Write out the material below verbatim, starting at the line that has "325, 54, 335]" and ending after the line that has "196, 213, 207]". Include only those lines.

--- BEGIN EXERCISE MATERIALS ---

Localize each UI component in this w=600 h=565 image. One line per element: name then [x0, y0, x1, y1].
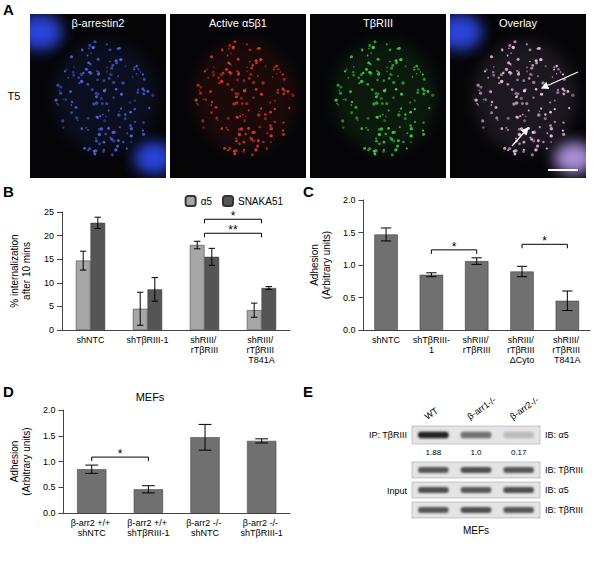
svg-text:0: 0	[49, 325, 54, 335]
svg-text:WT: WT	[423, 405, 441, 422]
svg-text:% internalization: % internalization	[9, 234, 20, 307]
svg-text:shRIII/: shRIII/	[508, 335, 537, 345]
svg-text:0.17: 0.17	[511, 448, 527, 457]
svg-text:Adhesion: Adhesion	[9, 441, 20, 483]
svg-text:2.0: 2.0	[43, 405, 56, 415]
svg-text:*: *	[118, 447, 123, 461]
svg-text:TβRIII: TβRIII	[363, 17, 393, 29]
svg-text:*: *	[231, 209, 236, 223]
svg-text:(Arbitrary units): (Arbitrary units)	[321, 231, 332, 299]
svg-text:1.0: 1.0	[343, 260, 356, 270]
svg-text:shNTC: shNTC	[372, 335, 401, 345]
svg-text:15: 15	[44, 254, 54, 264]
svg-text:shNTC: shNTC	[191, 528, 220, 538]
svg-text:25: 25	[44, 207, 54, 217]
svg-text:shRIII/: shRIII/	[190, 335, 219, 345]
svg-text:α5: α5	[201, 196, 213, 207]
svg-text:IB: TβRIII: IB: TβRIII	[545, 505, 583, 515]
svg-text:1.5: 1.5	[343, 228, 356, 238]
svg-text:rTβRIII: rTβRIII	[552, 345, 582, 355]
svg-text:T841A: T841A	[248, 355, 275, 365]
svg-text:rTβRIII: rTβRIII	[246, 345, 276, 355]
svg-text:1.5: 1.5	[43, 431, 56, 441]
svg-text:IB: TβRIII: IB: TβRIII	[545, 465, 583, 475]
svg-text:shTβRIII-1: shTβRIII-1	[127, 528, 169, 538]
svg-text:0.0: 0.0	[43, 508, 56, 518]
svg-text:β-arr2 +/+: β-arr2 +/+	[71, 518, 113, 528]
html-text:E: E	[303, 383, 313, 400]
svg-text:T841A: T841A	[554, 355, 581, 365]
svg-text:shTβRIII-1: shTβRIII-1	[126, 335, 168, 345]
svg-text:Active α5β1: Active α5β1	[209, 17, 267, 29]
svg-text:shRIII/: shRIII/	[462, 335, 491, 345]
svg-text:IB: α5: IB: α5	[545, 485, 569, 495]
svg-text:0.5: 0.5	[43, 482, 56, 492]
svg-text:after 10 mins: after 10 mins	[21, 242, 32, 300]
svg-text:0.0: 0.0	[343, 325, 356, 335]
svg-text:shRIII/: shRIII/	[553, 335, 582, 345]
svg-text:(Arbitrary units): (Arbitrary units)	[21, 427, 32, 495]
svg-text:Adhesion: Adhesion	[309, 244, 320, 286]
svg-text:β-arr2 +/+: β-arr2 +/+	[127, 518, 169, 528]
svg-text:*: *	[452, 240, 457, 254]
svg-text:IB: α5: IB: α5	[545, 430, 569, 440]
svg-text:shRIII/: shRIII/	[247, 335, 276, 345]
svg-text:shTβRIII-1: shTβRIII-1	[241, 528, 283, 538]
svg-text:Input: Input	[387, 486, 408, 496]
svg-text:rTβRIII: rTβRIII	[507, 345, 537, 355]
svg-text:1: 1	[429, 345, 434, 355]
svg-text:Overlay: Overlay	[499, 17, 537, 29]
svg-text:5: 5	[49, 301, 54, 311]
svg-text:1.0: 1.0	[470, 448, 482, 457]
svg-text:SNAKA51: SNAKA51	[238, 196, 283, 207]
svg-text:IP: TβRIII: IP: TβRIII	[369, 430, 407, 440]
svg-text:20: 20	[44, 231, 54, 241]
svg-text:MEFs: MEFs	[136, 391, 165, 403]
svg-text:**: **	[228, 223, 238, 237]
svg-text:2.0: 2.0	[343, 195, 356, 205]
svg-text:*: *	[542, 234, 547, 248]
svg-text:shNTC: shNTC	[76, 335, 105, 345]
svg-text:T5: T5	[8, 90, 21, 102]
svg-text:ΔCyto: ΔCyto	[510, 355, 535, 365]
svg-text:β-arr2 -/-: β-arr2 -/-	[243, 518, 281, 528]
svg-text:β-arrestin2: β-arrestin2	[72, 17, 125, 29]
svg-text:1.0: 1.0	[43, 457, 56, 467]
html-text:A: A	[3, 1, 14, 18]
svg-text:β-arr2-/-: β-arr2-/-	[508, 395, 541, 422]
svg-text:shTβRIII-: shTβRIII-	[413, 335, 450, 345]
html-text:C: C	[303, 183, 314, 200]
svg-text:β-arr2 -/-: β-arr2 -/-	[186, 518, 224, 528]
svg-text:MEFs: MEFs	[463, 525, 489, 536]
html-text:B: B	[3, 183, 14, 200]
svg-text:shNTC: shNTC	[78, 528, 107, 538]
svg-text:1.88: 1.88	[426, 448, 442, 457]
svg-text:rTβRIII: rTβRIII	[463, 345, 491, 355]
html-text:D: D	[3, 383, 14, 400]
svg-text:0.5: 0.5	[343, 293, 356, 303]
svg-text:10: 10	[44, 278, 54, 288]
svg-text:rTβRIII: rTβRIII	[191, 345, 219, 355]
svg-text:β-arr1-/-: β-arr1-/-	[465, 395, 498, 422]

--- END EXERCISE MATERIALS ---

OUTPUT OF THE EXERCISE ::
svg-text:0: 0	[49, 325, 54, 335]
svg-text:WT: WT	[423, 405, 441, 422]
svg-text:% internalization: % internalization	[9, 234, 20, 307]
svg-text:shRIII/: shRIII/	[508, 335, 537, 345]
svg-text:0.17: 0.17	[511, 448, 527, 457]
svg-text:Adhesion: Adhesion	[9, 441, 20, 483]
svg-text:2.0: 2.0	[43, 405, 56, 415]
svg-text:*: *	[118, 447, 123, 461]
svg-text:TβRIII: TβRIII	[363, 17, 393, 29]
svg-text:*: *	[231, 209, 236, 223]
svg-text:(Arbitrary units): (Arbitrary units)	[321, 231, 332, 299]
svg-text:1.0: 1.0	[343, 260, 356, 270]
svg-text:shNTC: shNTC	[372, 335, 401, 345]
svg-text:15: 15	[44, 254, 54, 264]
svg-text:shNTC: shNTC	[191, 528, 220, 538]
svg-text:25: 25	[44, 207, 54, 217]
svg-text:shRIII/: shRIII/	[190, 335, 219, 345]
svg-text:α5: α5	[201, 196, 213, 207]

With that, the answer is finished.